## Verilen Görev a
Aşağıda yer alan verilen metne göre (i), (ii) ve (iii) ifadelerinin metinle uyuşup uyuşmadığını belirtiniz; her biri için evet veya hayır cevabı verip hükmü belirleyen sözleri metinden birebir alıntılayınız.
(i) İmam Seccad otuz dört yıl çaba sarf etmiştir.
(ii) Geride kalanlar Yezid saltanatı karşısında hak sözleri söyleyecek cesarete sahipti.
(iii) Konuşmacı, İmam Seccad'ın hayatının tamamını anlatacağını söylemektedir.

## Verilen Metin
● ● ●

Düşünce | İslamî Araştırmalar

Esaret Döneminde İmam Seccad’ın Hareketi

 
.
.

Ehlader Araştırma Bölümü

 

 Rahmân ve rahîm Allah’ın adıyla

Ayetullah Seyyid Ali Hamanei

Şiîler ve imamet çizgisine inananlar arasında Aşura’dan sonraki vaziyet, acayip bir vaziyetti. Emevi uşaklarının yaptıkları vahşilikler, ister Kerbela’da ister Kufe’de ve ister Şam’da Peygamber ailesine yaptıkları zulümler imamet çizgisine ilgi duyan herkesi dehşete düşürdü. Elbette bildiğiniz gibi İmam Hüseyin’in ashabının seçkinleri ya Aşura olayında ya da Tevvabin olayında şehadete ulaştılar. Ama geride kalan kimseler Cebbar Yezid saltanatı ve sonrasında da Mervan’ın kudreti karşısında hak sözleri söyleyebilecek cesarete sahip değildiler. Mümin ama darmadağın, teşkilatsız, korkutulmuş ve gerçekte fiilen imamet yolundan sapmış bir topluluk... Bu, Şiî toplumundan İmam Seccad (a.s) için geriye kalan mirastı. Aşırı baskı, oldukça zayıf destek gücü... İmam Seccad asil, mektebî ve hakiki İslami akımın korunması için bu dağınıkları bir araya toplamalı ve onları hakiki İslami hükümet olan Alevi hükümete yakınlaştırmalıydı. Bu şartlar altında İmam Seccad (a.s), otuz dört yıl çaba sarf etti. Ben sadece İmam Seccad'ın hayatından seçkin bölümleri burada sizlere beyan edeceğim.

● ● ●

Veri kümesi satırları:
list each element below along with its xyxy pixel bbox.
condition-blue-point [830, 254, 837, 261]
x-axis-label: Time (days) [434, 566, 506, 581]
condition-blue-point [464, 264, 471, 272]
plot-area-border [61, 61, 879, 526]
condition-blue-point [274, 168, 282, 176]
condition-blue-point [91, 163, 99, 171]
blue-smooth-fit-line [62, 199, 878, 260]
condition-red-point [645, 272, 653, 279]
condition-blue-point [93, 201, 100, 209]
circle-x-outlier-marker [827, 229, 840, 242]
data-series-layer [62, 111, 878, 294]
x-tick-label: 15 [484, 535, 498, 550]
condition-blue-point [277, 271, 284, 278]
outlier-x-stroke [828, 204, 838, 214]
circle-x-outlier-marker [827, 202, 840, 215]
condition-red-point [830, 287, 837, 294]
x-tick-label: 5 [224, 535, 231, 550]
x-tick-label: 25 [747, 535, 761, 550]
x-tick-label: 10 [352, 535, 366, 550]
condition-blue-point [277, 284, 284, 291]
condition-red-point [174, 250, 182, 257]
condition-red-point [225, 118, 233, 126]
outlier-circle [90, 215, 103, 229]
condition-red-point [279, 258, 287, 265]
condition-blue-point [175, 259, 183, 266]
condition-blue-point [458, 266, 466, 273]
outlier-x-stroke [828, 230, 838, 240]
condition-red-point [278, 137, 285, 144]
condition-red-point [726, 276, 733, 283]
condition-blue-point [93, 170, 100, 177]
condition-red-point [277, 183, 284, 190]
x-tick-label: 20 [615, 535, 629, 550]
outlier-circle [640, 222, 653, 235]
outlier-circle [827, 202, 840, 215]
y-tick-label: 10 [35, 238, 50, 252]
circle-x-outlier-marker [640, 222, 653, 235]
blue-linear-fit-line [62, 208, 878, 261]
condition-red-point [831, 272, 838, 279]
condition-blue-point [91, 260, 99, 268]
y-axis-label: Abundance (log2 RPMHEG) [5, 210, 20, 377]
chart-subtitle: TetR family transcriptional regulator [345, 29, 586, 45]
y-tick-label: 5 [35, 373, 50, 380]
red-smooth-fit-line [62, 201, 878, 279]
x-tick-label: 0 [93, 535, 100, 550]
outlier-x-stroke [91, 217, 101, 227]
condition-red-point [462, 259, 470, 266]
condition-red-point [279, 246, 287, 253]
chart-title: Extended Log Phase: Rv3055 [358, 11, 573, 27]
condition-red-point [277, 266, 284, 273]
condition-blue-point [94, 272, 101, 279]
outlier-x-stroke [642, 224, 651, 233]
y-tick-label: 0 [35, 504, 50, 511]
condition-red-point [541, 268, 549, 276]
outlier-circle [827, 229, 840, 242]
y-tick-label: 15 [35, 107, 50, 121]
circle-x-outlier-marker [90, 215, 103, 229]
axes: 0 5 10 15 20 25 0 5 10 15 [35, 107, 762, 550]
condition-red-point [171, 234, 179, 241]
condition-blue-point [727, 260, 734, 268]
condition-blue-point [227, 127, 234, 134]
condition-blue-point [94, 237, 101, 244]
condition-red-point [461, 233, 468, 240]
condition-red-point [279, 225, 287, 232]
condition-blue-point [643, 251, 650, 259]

● ● ●

## Verilen Görev b
Veri kümesi satırlarının başından "condition-blue-point [93, 201, 100, 209]" ifadesini içeren satıra kadar (bu satır dahil) olan satırları, "condition-red-point" yerine "condition-orange-point" yazarak ve geri kalan her şeyi değiştirmeden düzenleyiniz; yalnızca bu satırları veriniz.

## Yazılı Yanıt a
(i) Evet: "Bu şartlar altında İmam Seccad (a.s), otuz dört yıl çaba sarf etti."
(ii) Hayır: "Ama geride kalan kimseler Cebbar Yezid saltanatı ve sonrasında da Mervan’ın kudreti karşısında hak sözleri söyleyebilecek cesarete sahip değildiler."
(iii) Hayır: "Ben sadece İmam Seccad'ın hayatından seçkin bölümleri burada sizlere beyan edeceğim."

## Yazılı Yanıt b
list each element below along with its xyxy pixel bbox.
condition-blue-point [830, 254, 837, 261]
x-axis-label: Time (days) [434, 566, 506, 581]
condition-blue-point [464, 264, 471, 272]
plot-area-border [61, 61, 879, 526]
condition-blue-point [274, 168, 282, 176]
condition-blue-point [91, 163, 99, 171]
blue-smooth-fit-line [62, 199, 878, 260]
condition-orange-point [645, 272, 653, 279]
condition-blue-point [93, 201, 100, 209]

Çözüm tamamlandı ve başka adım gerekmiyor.